§ What this task involves:
Find each line with the string "מחוסנים" and report it.

§ Data in this exercise:
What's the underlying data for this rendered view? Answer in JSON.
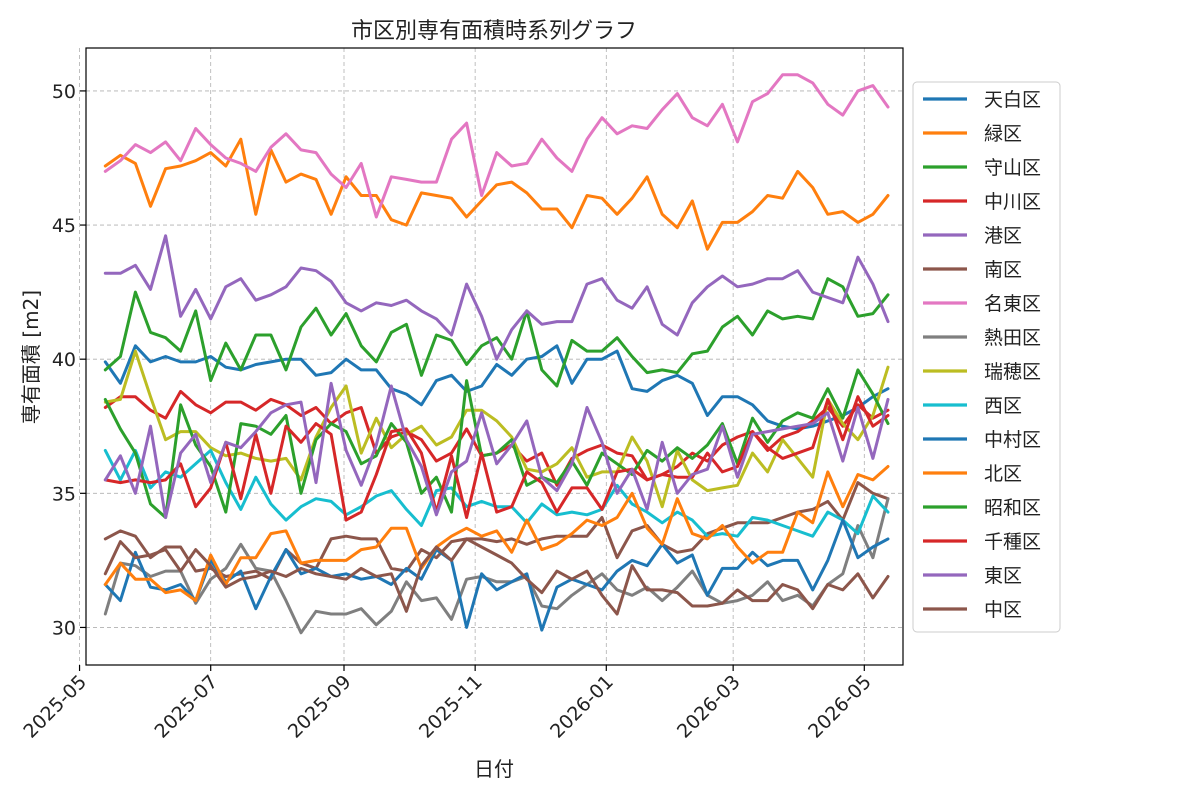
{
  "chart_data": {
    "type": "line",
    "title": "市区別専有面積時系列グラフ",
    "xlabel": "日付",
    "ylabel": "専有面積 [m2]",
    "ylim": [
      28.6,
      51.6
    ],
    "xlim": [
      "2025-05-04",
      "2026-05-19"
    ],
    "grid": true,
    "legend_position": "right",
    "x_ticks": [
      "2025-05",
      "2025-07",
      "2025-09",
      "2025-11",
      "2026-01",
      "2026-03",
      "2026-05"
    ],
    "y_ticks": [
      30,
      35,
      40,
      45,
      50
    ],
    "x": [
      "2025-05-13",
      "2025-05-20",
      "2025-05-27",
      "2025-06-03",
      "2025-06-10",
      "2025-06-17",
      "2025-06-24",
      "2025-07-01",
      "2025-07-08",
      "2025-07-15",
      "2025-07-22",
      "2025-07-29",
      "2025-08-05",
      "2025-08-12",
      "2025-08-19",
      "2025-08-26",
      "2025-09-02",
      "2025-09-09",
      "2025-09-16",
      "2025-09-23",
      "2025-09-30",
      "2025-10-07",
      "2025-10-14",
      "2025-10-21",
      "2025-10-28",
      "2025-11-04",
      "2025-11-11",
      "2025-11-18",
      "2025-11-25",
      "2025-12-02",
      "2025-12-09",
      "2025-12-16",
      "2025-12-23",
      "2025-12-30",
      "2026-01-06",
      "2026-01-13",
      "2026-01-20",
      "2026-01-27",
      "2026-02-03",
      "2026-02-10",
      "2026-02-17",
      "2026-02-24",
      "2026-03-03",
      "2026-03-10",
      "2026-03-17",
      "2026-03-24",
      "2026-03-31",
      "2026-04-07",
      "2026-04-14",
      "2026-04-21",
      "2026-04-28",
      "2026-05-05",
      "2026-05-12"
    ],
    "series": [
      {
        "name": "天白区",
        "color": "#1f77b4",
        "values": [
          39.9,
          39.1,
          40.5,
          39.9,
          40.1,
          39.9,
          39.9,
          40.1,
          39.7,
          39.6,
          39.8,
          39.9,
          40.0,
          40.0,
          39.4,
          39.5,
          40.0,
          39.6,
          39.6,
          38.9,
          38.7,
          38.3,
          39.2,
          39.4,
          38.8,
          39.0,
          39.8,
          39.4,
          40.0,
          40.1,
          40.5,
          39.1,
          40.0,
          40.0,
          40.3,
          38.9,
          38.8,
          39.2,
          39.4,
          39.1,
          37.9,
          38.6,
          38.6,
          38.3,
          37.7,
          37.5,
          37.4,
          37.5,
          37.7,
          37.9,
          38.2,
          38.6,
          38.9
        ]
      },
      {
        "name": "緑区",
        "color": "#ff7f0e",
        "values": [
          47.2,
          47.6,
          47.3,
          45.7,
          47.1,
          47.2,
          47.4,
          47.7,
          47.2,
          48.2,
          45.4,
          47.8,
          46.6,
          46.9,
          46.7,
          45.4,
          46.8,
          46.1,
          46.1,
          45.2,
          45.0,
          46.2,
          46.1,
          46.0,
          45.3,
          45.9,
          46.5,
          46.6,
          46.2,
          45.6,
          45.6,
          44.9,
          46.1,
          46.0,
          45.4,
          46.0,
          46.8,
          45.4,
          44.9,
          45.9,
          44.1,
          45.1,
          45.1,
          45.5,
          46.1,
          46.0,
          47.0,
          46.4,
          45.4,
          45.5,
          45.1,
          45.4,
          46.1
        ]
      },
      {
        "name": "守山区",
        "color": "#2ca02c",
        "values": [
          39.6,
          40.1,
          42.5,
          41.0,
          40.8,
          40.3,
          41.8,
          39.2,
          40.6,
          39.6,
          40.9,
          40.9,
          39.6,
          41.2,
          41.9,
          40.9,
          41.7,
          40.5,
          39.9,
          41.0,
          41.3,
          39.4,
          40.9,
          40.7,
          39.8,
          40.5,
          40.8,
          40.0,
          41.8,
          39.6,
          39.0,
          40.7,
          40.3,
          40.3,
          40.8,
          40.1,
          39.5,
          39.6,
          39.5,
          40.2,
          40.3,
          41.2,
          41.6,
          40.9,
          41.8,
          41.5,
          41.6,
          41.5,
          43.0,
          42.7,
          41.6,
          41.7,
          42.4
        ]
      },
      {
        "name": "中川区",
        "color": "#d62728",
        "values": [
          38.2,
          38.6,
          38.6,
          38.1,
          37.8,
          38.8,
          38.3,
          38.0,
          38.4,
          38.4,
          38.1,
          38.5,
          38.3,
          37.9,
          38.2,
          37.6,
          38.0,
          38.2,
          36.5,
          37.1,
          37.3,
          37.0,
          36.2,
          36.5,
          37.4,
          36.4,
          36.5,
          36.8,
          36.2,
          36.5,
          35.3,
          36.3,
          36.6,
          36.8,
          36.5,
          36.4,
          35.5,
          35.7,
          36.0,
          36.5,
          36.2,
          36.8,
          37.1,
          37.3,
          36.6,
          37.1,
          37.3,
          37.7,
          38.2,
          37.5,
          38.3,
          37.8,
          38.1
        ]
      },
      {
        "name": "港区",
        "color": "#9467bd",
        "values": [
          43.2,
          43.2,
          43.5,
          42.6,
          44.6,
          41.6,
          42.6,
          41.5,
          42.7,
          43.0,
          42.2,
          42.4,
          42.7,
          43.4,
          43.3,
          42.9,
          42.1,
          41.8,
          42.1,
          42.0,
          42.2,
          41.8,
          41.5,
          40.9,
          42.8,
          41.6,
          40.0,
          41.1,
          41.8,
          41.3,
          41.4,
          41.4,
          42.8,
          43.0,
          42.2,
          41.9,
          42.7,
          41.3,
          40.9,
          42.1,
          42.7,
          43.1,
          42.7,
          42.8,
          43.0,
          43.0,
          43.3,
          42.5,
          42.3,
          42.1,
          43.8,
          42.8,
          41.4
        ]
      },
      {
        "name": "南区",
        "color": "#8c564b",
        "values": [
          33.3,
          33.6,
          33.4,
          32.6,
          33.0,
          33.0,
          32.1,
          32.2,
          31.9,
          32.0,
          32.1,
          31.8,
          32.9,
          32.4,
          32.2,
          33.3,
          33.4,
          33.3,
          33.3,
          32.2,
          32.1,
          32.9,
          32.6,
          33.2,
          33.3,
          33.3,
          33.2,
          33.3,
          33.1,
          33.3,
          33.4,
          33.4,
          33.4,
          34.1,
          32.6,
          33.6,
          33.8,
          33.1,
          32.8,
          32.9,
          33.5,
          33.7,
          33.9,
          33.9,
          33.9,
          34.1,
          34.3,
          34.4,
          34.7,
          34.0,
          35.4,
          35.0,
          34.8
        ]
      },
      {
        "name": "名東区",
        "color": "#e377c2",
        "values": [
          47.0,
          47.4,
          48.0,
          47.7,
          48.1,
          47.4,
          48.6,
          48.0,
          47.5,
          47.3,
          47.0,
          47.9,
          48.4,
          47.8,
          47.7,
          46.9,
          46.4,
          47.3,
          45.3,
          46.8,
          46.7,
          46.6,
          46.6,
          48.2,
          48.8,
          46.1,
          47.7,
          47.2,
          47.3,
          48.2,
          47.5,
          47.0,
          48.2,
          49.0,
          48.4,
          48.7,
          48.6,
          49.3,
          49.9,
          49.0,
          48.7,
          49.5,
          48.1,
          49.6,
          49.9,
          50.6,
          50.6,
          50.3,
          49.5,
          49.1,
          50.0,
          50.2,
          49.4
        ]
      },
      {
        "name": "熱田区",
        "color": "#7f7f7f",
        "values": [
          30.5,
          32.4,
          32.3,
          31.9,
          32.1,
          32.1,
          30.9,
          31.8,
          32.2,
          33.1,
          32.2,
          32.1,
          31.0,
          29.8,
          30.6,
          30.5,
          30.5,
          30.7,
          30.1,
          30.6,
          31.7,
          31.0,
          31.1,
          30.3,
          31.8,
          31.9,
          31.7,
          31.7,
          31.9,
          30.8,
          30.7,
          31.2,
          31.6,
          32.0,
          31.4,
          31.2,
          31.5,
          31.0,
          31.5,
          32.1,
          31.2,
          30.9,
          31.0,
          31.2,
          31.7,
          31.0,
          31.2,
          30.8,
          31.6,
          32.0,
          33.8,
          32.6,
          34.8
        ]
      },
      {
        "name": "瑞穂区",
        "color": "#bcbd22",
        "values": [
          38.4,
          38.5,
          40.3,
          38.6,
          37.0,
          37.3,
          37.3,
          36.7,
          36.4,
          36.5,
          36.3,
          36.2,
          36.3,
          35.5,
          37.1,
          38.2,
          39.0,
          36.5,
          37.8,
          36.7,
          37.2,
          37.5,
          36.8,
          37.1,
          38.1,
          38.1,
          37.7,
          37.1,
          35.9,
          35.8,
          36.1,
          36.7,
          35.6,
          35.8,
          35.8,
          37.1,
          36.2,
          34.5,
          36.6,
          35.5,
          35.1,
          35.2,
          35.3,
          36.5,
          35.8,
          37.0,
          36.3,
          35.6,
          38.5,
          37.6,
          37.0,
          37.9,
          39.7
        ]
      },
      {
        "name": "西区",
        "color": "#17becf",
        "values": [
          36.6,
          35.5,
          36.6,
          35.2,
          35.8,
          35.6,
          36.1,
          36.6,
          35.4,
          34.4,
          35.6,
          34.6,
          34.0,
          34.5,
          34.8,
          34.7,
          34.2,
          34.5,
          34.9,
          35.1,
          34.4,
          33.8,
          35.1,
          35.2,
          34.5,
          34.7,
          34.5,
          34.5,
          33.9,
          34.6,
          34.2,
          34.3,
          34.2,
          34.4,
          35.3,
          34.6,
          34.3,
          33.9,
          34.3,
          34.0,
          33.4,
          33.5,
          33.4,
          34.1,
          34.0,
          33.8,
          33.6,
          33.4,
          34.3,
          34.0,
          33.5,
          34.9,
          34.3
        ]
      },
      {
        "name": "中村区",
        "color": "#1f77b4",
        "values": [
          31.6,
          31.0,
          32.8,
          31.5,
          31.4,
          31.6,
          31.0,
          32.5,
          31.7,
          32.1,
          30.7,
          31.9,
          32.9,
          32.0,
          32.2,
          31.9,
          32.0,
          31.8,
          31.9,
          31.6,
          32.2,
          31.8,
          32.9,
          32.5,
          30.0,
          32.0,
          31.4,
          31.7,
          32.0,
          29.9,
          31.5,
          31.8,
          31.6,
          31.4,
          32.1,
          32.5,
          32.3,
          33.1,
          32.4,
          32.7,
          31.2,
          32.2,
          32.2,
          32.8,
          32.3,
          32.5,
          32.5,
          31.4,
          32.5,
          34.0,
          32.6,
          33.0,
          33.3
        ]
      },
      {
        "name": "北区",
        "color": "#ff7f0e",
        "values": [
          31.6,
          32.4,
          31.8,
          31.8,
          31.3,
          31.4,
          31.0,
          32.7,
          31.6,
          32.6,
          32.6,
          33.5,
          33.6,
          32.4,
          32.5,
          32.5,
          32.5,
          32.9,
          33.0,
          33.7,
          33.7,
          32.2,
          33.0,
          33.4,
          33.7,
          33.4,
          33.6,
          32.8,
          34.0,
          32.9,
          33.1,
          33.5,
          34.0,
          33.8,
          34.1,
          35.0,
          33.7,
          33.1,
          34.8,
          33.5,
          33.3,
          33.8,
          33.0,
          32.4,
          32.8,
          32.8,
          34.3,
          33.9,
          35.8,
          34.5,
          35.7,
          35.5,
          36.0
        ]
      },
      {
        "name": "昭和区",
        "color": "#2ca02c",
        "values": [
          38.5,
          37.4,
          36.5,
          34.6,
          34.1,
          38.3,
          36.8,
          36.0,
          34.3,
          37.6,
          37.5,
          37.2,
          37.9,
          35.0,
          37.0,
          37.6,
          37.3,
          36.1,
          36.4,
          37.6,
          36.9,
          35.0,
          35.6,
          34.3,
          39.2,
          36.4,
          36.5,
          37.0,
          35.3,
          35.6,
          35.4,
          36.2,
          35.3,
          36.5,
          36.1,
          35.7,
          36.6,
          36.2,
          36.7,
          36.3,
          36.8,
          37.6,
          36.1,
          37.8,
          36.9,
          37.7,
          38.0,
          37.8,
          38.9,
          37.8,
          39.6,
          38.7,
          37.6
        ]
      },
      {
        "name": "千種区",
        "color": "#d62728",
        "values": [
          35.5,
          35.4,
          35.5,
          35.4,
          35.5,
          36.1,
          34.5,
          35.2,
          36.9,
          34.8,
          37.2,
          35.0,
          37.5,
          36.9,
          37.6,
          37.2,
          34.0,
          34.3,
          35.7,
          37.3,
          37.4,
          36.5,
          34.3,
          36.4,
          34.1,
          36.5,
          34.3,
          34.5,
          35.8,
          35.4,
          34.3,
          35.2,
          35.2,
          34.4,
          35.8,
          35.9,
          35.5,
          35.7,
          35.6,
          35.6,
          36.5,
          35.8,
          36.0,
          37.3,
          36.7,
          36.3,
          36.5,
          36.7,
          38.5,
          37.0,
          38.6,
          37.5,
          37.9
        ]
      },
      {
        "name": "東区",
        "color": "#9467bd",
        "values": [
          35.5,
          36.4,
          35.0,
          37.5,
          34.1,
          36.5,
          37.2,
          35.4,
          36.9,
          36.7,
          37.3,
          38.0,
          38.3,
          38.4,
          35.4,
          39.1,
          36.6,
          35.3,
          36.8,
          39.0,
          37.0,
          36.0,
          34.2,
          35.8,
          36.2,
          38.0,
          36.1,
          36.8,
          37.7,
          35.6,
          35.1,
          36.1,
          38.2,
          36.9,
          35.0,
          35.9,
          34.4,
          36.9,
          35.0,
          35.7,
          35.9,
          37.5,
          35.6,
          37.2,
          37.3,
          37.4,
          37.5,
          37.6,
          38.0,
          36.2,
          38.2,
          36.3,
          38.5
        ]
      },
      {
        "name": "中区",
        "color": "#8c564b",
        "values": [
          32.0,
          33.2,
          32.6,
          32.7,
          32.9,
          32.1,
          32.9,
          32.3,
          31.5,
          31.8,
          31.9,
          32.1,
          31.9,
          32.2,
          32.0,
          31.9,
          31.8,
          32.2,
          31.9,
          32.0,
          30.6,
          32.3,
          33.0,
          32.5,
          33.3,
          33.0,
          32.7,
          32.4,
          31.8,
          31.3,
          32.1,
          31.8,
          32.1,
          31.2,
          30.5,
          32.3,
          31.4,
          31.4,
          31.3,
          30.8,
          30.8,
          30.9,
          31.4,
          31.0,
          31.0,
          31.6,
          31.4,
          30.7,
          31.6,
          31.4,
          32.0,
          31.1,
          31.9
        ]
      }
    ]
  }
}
* * *
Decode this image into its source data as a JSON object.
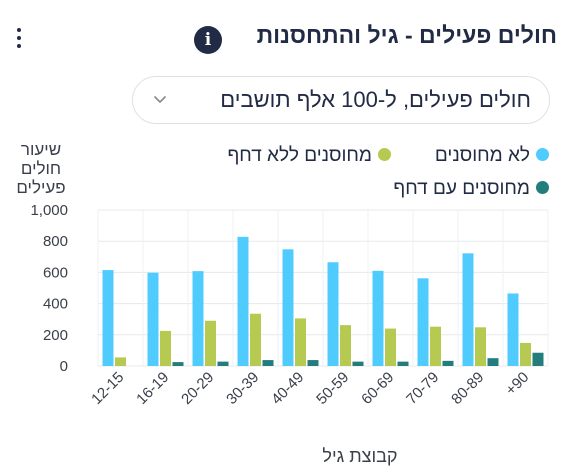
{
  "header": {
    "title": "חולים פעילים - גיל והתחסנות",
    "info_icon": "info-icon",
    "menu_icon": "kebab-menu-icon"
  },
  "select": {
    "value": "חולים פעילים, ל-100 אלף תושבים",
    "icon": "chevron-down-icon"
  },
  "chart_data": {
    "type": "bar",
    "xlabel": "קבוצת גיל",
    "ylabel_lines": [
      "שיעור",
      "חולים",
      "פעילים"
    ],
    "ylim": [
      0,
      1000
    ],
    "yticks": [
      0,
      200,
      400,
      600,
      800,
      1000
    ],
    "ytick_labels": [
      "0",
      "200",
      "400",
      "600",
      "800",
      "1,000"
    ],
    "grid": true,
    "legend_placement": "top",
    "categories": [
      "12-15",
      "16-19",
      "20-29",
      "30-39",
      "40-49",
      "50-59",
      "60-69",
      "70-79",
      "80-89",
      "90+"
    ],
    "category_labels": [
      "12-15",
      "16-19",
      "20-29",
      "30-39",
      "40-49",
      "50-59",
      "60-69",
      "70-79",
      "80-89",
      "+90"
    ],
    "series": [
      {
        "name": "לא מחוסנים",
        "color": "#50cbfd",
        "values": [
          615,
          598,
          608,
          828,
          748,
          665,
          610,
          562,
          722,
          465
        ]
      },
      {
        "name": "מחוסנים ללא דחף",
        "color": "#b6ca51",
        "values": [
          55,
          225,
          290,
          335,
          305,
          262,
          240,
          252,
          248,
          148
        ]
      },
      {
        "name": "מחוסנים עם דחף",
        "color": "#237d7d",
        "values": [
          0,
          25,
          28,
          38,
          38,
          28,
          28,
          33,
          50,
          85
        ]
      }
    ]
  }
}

§ Response to the exercise:
        "name": "לא מחוסנים",
        "name": "מחוסנים ללא דחף",
        "name": "מחוסנים עם דחף",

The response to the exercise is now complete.